Work request:
Return every line from the records below in which the word "students" is found.
____ Data records
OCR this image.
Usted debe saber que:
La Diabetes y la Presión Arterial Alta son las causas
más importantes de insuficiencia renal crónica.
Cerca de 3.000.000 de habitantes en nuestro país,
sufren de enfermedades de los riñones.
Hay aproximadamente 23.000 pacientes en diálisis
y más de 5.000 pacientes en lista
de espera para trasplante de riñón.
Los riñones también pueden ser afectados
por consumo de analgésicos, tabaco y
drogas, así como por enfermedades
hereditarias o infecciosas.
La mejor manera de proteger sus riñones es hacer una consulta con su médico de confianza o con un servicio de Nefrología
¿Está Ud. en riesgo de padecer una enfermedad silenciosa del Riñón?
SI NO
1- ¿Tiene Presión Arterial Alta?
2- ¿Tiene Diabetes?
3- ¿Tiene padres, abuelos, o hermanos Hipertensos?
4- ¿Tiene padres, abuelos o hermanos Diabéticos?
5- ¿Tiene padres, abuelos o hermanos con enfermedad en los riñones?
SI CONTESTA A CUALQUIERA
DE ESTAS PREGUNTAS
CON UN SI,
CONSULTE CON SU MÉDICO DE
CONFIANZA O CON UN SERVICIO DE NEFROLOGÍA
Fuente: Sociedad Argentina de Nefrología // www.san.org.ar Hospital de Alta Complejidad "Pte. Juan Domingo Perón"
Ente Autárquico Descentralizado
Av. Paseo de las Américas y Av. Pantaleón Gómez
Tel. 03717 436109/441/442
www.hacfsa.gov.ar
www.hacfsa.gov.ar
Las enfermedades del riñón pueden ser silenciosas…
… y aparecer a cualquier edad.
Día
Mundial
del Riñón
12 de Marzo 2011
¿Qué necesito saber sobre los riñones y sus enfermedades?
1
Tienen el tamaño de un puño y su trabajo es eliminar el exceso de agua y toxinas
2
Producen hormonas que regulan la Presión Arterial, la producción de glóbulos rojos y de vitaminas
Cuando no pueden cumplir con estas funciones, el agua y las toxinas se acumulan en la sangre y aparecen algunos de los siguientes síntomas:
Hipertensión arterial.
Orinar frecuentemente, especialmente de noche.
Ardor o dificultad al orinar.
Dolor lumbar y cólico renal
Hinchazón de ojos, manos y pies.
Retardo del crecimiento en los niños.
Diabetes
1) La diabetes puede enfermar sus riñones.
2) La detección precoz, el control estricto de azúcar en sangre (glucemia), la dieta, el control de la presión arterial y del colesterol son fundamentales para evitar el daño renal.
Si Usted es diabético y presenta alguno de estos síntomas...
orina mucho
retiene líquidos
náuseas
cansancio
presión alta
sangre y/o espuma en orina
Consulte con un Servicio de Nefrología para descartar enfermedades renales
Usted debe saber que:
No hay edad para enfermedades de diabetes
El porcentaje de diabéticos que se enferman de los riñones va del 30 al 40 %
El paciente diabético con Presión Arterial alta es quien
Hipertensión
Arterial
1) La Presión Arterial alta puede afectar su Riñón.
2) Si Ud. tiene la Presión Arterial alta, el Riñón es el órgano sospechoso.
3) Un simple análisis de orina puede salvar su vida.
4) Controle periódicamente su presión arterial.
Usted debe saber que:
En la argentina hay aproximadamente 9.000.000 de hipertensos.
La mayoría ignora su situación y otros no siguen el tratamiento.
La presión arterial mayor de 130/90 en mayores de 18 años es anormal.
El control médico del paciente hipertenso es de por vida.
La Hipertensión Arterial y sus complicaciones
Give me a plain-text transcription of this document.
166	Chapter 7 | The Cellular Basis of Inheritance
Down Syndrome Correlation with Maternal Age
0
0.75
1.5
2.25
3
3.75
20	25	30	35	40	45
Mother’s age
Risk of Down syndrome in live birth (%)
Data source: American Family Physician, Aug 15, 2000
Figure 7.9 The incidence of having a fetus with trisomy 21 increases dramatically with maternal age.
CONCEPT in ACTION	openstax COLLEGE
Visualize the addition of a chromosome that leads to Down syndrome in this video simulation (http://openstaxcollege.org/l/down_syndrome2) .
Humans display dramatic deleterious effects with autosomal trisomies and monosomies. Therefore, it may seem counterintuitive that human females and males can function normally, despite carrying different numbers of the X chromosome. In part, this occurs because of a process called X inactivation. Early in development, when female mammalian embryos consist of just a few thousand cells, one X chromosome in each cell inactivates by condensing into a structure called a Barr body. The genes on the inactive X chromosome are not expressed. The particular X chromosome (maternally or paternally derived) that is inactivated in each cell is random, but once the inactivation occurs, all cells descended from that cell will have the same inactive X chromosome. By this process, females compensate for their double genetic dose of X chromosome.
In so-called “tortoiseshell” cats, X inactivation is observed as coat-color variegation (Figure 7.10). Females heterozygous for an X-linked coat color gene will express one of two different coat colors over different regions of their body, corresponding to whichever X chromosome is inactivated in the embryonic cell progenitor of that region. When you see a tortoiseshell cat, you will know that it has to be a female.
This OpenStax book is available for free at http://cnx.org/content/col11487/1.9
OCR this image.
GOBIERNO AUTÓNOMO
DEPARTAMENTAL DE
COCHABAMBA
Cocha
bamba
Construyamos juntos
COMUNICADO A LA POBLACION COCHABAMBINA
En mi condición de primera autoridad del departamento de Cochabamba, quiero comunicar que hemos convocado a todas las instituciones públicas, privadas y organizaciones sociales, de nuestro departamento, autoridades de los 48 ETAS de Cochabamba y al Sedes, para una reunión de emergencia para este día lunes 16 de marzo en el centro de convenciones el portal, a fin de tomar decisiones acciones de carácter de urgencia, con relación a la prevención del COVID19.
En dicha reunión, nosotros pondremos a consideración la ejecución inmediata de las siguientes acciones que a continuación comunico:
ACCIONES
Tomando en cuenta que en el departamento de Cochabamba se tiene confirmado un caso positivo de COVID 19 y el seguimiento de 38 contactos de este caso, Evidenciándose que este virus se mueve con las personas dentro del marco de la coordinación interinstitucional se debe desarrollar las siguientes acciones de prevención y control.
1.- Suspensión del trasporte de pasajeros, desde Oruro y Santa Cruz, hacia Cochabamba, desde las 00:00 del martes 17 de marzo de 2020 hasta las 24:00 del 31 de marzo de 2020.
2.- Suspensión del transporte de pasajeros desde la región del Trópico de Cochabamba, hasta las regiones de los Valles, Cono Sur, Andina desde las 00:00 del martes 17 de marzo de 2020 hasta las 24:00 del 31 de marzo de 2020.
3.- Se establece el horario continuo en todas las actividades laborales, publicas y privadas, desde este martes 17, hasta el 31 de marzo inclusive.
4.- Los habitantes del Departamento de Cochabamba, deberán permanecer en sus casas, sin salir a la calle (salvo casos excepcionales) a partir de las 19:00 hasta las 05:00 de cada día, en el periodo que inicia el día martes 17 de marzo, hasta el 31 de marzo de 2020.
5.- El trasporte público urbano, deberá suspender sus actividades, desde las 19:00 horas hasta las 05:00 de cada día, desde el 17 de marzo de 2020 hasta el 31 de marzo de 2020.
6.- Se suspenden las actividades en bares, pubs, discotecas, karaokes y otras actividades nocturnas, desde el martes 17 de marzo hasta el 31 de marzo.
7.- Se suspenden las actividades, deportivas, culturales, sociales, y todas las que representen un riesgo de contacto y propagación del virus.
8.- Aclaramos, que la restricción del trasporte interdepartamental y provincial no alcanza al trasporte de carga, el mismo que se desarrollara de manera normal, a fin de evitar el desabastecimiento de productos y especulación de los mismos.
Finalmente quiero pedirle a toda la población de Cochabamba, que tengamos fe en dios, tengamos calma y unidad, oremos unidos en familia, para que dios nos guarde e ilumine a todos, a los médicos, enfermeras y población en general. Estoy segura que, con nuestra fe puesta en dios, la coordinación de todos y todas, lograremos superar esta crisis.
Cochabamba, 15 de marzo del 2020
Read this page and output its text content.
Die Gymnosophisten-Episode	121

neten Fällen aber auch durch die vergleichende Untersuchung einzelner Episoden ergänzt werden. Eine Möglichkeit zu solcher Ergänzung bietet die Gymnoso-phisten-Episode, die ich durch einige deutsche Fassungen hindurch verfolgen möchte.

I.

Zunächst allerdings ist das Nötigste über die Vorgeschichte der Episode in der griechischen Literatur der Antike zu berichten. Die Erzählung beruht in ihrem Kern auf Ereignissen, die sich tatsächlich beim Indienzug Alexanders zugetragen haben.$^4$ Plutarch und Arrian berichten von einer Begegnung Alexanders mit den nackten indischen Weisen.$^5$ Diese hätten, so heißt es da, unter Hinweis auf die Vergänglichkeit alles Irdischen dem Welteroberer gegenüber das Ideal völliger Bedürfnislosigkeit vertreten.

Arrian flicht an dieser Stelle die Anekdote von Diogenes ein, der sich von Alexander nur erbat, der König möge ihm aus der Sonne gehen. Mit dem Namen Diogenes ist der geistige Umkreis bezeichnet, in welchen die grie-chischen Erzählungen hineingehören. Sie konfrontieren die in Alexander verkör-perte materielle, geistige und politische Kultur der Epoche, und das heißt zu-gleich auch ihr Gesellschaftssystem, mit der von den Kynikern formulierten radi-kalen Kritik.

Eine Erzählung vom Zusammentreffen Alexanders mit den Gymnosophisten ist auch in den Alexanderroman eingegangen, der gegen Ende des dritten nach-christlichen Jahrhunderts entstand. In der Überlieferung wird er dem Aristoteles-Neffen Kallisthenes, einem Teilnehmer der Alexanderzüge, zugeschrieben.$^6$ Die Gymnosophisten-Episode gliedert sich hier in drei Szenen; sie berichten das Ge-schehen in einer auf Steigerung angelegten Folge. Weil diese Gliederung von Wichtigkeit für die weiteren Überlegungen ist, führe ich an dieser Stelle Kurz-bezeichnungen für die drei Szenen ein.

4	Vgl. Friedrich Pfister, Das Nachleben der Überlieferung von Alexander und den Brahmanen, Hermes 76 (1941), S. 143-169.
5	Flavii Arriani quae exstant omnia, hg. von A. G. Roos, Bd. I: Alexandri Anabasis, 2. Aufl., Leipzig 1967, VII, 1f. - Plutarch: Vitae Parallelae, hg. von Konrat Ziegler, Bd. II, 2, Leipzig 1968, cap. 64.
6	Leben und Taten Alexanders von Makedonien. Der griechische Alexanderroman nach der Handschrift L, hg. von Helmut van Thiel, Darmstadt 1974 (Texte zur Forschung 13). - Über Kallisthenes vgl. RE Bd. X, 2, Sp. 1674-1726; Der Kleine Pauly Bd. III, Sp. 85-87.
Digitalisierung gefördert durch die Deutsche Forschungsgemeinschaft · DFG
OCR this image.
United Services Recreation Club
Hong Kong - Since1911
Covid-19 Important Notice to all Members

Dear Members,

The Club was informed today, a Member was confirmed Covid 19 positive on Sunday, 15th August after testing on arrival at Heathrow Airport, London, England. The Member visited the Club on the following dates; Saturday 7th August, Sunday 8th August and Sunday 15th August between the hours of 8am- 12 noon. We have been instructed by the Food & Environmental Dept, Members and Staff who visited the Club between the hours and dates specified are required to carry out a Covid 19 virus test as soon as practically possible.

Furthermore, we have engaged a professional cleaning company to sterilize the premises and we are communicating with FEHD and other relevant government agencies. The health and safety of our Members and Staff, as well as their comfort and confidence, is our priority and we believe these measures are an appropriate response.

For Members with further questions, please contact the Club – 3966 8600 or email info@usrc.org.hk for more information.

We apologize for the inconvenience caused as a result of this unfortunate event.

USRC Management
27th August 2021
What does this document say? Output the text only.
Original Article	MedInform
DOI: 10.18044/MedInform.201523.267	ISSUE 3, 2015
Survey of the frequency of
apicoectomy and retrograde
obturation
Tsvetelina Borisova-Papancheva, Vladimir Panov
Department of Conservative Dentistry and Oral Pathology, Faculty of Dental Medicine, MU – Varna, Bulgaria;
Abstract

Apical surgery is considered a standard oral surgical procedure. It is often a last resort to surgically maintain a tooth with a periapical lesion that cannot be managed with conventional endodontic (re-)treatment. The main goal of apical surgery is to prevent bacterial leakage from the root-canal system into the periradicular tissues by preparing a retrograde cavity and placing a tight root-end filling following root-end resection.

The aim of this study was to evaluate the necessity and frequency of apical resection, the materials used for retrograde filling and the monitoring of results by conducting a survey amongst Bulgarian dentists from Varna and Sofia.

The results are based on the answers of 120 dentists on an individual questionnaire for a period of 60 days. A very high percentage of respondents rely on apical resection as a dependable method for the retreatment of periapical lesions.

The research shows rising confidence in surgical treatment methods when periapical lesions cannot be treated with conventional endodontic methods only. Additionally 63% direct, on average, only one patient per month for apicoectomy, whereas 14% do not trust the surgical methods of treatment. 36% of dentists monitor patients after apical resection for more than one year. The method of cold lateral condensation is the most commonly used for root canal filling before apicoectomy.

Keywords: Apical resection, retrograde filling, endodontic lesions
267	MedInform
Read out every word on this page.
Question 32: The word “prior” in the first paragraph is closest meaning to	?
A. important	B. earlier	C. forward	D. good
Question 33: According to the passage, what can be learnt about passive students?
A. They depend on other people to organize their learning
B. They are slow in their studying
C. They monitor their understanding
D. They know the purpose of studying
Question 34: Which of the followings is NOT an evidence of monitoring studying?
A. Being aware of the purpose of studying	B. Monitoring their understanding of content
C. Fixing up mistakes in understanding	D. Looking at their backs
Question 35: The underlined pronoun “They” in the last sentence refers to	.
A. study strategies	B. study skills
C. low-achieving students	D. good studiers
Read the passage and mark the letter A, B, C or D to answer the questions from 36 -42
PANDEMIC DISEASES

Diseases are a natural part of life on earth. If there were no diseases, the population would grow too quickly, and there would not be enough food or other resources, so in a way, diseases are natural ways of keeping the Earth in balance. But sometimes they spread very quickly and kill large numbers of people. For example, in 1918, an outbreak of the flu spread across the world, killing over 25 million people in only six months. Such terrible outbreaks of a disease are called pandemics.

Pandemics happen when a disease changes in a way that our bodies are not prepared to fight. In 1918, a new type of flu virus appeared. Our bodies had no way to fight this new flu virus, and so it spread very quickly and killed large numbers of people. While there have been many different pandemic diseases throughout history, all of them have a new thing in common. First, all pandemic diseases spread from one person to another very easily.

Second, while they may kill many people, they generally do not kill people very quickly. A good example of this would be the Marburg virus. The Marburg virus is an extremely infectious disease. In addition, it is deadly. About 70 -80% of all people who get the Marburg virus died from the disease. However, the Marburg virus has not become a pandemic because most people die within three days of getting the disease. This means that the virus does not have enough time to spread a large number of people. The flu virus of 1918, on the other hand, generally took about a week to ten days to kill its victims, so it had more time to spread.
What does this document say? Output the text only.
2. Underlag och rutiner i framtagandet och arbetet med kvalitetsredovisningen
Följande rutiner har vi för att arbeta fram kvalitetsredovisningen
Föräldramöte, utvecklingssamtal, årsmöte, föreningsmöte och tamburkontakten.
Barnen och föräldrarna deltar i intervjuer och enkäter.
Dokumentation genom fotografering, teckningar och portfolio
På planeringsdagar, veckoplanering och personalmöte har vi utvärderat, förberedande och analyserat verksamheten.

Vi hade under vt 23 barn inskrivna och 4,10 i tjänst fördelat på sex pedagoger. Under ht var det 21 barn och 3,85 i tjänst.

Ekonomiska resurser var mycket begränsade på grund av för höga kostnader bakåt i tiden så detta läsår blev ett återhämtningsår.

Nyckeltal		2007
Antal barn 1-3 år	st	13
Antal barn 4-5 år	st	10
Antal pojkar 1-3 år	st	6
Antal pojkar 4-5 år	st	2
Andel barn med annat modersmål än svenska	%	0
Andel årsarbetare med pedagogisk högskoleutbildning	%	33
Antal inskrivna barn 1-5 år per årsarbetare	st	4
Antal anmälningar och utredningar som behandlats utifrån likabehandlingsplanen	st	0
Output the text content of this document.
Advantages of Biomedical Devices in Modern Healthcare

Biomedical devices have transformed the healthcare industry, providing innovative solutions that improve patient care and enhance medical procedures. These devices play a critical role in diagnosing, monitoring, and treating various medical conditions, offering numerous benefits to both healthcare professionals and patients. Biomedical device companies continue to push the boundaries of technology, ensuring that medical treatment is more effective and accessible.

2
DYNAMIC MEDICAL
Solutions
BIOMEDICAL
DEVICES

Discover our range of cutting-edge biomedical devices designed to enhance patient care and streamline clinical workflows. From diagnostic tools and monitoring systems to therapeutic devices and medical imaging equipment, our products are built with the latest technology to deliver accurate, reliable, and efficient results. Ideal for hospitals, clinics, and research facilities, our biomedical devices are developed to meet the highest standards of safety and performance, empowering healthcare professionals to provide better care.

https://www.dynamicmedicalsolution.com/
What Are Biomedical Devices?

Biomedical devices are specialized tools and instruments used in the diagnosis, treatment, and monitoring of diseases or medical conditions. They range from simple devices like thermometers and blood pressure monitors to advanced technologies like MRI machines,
________
Answer section:
Question 33: According to the passage, what can be learnt about passive students?
C. low-achieving students	D. good studiers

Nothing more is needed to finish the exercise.